It has been well established that large tumor size is associated with poor DFS and OS.16,17 Authors have reported inferior LC rates in patients with tumors equal to or greater than 5 cm compared with tumors less than or equal to 5 cm. It has also been observed that tumors equal to or greater than 10 cm were associated with a greater rate of distant metastasis. In our present series we observed a higher rate of distant metastases among patients with tumors equal to or greater than 5 cm compared with smaller tumors, resulting in an inferior OS (63.3% vs. 88%, P =.05). Our results also showed better DFS in patients with superficial tumors compared to deep-seated tumors (90.3% vs. 41.5%, P = .05). The incidence of distant metastasis is higher among patients with local failure compared with those with disease locally controlled (30% vs. 14%, P = .17). Although this difference did not achieve statistical significance, there seems to be a definite trend toward increased incidence of distant metastasis in patients with local failure. Other investigators have also observed a reduction in the incidence of distant metastasis with improvement in local disease control.12,18,19
The impact of radiation therapy on wound complication rates has been widely evaluated in the past. In the current study the most significant complication was subcutaneous fibrosis (21%). There was no difference in the complication rates between patients undergoing primary wound closure versus those who underwent reconstructive surgery. In a randomized trial from MSKCC20 of BRT vs. no further RT after complete tumor excision, the authors reported wound complication rates of 24% in the BRT group and 14% in the no-BRT group (P = .13). However, they highlighted that wound reoperation rates after BRT were higher if the width of the skin excised during surgery was more than 4 cm. Arbeit et al.21 reported a significantly higher complication rate in the BRT versus the no-BRT groups (48% vs. 16%, P = .01), whereas Ormsby et al.22 found no difference in the complication rates between the two arms (14% vs. 10%). This difference in complication rates between the two studies was attributed to the difference in the delay in loading the radioactive sources after the surgery in the two studies. In the Arbeit et al. study21 the mean time for loading was 4.3 days compared with 6.1 days in the Ormsby et al. study.22 The time-dependent effect of radiation damage on wound healing has been demonstrated in animal models. Devereux et al.23 showed that timing of radiation therapy and the combination of antineoplastic agents could impair normal wound healing. They suggested that radiation or antineoplastic drugs used seven days before or after surgery could inhibit wound healing. This was attributed to the inhibition of newly synthesized collagen as determined using hydroxyproline assays and force tension curves. In a randomized trial of preoperative versus postoperative radiotherapy reported by OSullivan et al.,24 the authors reported a higher acute wound complication rate in the preoperative versus the postoperative group (35% vs. 17%, P = .01). At our institute the policy is to start radiation treatment on the fourth or fifth day after surgery.
In conclusion, we state that interstitial BRT with or without EBRT is an effective modality in the conservative management of STS. Future studies using BRT should try to stratify patients into treatment groups based on clinicopathologic factors so that selected patients could be treated with BRT alone without compromising on disease control rates, especially in the current context of increasing use of systemic chemotherapy along with radiation therapy in patients with high-grade extremity STS.
Received for publication April 12, 2006.
Accepted for publication June 19, 2006.

_Information_
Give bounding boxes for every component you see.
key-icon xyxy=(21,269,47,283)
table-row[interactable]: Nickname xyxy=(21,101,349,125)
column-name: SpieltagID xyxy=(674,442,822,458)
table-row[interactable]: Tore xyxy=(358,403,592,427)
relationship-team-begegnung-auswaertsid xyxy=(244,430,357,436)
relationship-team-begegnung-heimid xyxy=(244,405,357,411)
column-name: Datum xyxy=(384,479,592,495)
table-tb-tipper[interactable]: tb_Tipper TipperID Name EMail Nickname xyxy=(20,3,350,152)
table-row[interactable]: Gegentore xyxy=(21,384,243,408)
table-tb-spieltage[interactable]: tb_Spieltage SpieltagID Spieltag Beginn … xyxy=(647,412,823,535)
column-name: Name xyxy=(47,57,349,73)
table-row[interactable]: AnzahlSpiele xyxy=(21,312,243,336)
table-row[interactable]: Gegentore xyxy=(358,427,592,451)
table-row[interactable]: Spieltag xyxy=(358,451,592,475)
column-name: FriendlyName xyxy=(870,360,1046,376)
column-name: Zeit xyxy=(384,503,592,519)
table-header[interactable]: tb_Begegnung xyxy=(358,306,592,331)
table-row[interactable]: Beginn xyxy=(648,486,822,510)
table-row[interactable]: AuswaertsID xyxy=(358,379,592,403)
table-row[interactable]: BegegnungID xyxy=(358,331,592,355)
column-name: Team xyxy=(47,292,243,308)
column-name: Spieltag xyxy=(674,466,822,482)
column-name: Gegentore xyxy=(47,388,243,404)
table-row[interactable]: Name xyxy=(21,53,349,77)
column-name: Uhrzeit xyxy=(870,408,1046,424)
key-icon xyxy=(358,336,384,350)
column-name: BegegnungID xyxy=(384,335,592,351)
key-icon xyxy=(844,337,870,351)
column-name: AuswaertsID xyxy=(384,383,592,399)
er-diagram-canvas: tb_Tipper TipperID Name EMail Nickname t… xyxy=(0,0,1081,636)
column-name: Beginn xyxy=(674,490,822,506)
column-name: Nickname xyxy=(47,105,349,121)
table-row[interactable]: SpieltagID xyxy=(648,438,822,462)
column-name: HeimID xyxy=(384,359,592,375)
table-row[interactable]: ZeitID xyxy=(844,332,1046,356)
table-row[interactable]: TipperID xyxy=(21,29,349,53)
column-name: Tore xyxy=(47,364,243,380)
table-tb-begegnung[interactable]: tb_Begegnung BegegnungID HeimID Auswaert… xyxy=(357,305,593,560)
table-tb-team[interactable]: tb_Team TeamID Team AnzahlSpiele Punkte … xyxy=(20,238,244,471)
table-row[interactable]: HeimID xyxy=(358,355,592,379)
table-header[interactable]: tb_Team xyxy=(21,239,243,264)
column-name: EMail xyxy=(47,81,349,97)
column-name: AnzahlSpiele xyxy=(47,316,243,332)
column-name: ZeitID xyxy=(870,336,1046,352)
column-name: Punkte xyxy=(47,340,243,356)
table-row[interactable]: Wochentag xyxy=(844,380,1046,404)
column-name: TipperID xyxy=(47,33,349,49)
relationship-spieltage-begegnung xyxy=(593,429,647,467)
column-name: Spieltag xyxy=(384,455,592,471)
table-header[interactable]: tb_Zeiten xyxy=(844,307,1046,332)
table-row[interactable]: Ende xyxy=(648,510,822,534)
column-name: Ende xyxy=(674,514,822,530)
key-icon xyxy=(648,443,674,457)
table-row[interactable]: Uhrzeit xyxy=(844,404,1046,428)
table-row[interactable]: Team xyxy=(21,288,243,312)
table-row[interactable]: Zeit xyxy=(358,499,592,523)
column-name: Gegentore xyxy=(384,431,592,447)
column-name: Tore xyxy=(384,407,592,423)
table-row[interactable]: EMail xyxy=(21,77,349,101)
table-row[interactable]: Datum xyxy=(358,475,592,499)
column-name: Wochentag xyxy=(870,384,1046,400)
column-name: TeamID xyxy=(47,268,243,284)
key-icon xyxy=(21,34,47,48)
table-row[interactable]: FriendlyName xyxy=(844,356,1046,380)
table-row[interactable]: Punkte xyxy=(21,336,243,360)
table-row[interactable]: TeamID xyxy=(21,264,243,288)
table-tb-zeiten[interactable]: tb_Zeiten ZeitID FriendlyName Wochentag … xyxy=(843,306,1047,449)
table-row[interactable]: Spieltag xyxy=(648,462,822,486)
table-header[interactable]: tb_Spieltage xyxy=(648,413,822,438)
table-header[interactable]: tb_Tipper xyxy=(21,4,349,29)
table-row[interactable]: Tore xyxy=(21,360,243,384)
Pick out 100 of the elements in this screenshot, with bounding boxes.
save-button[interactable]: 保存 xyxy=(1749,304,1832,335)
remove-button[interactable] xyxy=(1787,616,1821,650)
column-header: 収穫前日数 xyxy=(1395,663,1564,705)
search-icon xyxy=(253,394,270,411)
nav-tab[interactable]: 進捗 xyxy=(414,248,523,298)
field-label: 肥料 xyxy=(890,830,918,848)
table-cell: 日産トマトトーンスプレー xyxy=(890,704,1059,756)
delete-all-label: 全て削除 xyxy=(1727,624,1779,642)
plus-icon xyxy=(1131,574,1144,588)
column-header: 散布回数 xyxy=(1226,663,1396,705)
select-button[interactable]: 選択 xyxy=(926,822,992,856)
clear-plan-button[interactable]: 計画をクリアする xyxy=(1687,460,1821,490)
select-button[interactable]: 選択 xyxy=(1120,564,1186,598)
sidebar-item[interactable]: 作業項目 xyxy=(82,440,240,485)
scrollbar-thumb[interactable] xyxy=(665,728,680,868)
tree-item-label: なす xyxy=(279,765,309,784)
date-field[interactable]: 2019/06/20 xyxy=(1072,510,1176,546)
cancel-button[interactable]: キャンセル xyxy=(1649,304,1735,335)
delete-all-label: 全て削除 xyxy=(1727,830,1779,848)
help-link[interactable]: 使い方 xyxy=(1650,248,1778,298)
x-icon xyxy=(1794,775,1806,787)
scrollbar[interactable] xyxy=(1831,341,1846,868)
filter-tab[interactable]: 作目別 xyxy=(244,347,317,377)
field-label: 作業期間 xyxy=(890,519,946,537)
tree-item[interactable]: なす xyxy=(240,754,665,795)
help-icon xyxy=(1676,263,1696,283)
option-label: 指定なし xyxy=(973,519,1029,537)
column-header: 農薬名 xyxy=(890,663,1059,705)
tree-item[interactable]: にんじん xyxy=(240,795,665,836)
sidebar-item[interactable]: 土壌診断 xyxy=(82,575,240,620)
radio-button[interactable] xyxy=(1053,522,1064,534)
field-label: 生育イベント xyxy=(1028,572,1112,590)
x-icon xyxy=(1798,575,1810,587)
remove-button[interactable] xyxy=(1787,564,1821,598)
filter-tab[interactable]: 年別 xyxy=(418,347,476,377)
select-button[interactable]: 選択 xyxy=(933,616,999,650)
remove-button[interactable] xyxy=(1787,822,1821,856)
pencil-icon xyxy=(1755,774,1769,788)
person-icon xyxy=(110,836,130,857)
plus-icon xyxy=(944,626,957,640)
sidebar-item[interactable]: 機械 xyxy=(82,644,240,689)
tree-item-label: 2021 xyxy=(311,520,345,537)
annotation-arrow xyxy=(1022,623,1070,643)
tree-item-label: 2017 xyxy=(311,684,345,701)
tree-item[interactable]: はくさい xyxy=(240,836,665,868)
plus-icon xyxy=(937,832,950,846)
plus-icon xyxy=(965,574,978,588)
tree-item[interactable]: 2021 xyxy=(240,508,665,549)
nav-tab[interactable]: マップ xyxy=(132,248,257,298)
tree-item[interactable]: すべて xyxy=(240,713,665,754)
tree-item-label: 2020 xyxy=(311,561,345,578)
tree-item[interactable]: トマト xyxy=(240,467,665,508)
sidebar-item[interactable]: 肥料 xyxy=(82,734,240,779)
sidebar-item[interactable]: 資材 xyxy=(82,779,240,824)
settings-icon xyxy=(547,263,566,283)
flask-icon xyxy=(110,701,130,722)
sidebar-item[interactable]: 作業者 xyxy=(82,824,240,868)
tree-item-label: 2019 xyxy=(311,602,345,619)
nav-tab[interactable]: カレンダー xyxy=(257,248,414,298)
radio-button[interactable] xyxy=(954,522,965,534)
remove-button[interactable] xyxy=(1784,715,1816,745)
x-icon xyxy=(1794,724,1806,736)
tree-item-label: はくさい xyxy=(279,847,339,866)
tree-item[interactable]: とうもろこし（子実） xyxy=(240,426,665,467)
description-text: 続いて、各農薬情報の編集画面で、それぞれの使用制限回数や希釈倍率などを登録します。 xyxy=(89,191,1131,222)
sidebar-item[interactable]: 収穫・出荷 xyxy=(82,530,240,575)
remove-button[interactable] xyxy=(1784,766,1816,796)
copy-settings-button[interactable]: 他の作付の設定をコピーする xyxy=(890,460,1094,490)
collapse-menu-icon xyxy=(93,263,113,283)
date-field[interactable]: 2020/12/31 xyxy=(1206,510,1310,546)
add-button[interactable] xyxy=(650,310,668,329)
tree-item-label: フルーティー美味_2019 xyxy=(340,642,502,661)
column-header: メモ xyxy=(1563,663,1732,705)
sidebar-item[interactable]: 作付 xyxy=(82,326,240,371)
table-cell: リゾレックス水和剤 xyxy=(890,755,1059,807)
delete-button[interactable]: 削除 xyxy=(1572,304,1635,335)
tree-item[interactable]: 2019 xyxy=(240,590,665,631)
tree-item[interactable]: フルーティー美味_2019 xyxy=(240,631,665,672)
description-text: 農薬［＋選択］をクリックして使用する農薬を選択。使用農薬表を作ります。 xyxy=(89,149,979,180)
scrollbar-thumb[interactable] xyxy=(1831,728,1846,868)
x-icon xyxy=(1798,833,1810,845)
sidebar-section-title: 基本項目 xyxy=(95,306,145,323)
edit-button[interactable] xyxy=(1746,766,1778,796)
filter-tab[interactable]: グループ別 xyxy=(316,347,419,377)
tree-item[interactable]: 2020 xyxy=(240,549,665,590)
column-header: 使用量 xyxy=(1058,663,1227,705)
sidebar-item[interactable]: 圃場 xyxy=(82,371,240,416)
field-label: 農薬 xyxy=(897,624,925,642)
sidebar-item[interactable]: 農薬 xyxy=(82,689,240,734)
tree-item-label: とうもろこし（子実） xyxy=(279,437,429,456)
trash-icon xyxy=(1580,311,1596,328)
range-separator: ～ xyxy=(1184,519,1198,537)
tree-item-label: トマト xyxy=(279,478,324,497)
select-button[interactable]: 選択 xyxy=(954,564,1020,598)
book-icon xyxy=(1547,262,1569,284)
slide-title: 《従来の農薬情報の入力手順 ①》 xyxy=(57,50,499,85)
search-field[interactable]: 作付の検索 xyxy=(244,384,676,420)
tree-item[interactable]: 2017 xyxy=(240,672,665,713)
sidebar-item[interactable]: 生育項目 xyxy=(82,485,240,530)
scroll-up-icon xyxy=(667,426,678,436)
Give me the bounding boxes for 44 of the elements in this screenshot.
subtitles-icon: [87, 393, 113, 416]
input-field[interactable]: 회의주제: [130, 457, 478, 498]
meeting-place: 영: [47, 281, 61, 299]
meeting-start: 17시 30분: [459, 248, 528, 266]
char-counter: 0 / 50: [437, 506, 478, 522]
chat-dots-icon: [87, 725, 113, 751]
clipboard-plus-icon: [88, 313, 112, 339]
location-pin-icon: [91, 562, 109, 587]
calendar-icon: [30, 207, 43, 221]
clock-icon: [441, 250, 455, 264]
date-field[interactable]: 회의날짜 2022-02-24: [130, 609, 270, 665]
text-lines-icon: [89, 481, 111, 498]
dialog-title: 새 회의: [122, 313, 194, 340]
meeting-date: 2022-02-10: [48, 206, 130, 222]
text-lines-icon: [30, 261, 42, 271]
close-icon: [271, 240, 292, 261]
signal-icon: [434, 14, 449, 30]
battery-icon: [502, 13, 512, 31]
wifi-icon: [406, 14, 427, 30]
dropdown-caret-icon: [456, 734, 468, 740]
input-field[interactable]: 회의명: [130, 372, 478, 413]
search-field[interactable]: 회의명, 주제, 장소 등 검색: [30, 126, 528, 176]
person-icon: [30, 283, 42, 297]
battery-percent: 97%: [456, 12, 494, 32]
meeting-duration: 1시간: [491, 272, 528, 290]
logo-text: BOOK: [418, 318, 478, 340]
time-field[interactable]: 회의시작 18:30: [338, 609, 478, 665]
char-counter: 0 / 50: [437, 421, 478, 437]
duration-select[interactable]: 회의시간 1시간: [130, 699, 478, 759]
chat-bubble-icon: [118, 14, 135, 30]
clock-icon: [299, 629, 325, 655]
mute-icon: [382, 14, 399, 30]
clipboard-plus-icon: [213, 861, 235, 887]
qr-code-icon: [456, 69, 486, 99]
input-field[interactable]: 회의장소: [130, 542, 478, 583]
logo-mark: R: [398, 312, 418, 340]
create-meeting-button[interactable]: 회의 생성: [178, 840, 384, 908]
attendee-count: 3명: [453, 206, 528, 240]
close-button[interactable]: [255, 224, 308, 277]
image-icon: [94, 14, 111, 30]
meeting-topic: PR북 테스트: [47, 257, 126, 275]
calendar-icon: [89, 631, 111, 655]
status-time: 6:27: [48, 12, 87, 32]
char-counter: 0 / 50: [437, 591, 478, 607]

_Exercise requirements_
1. Decide whether each statement agrees with the sarcoma excerpt, answering yes or no and quoting the words that settle it: (a) subcutaneous fibrosis was the most significant complication in the current study; (b) patients whose wounds were closed directly had more complications than those who had reconstructive surgery; (c) the institute's policy is to begin radiation on the second day after surgery.
2. Copy word for word the part of the sarcoma excerpt from "In conclusion, we" up to and including "June 19, 2006.".
The data comes from a separate source and has nothing to do with the sarcoma excerpt.

_Problem solutions_
1.
(a) Yes: "In the current study the most significant complication was subcutaneous fibrosis (21%)."
(b) No: "There was no difference in the complication rates between patients undergoing primary wound closure versus those who underwent reconstructive surgery."
(c) No: "At our institute the policy is to start radiation treatment on the fourth or fifth day after surgery."

2.
In conclusion, we state that interstitial BRT with or without EBRT is an effective modality in the conservative management of STS. Future studies using BRT should try to stratify patients into treatment groups based on clinicopathologic factors so that selected patients could be treated with BRT alone without compromising on disease control rates, especially in the current context of increasing use of systemic chemotherapy along with radiation therapy in patients with high-grade extremity STS.
Received for publication April 12, 2006.
Accepted for publication June 19, 2006.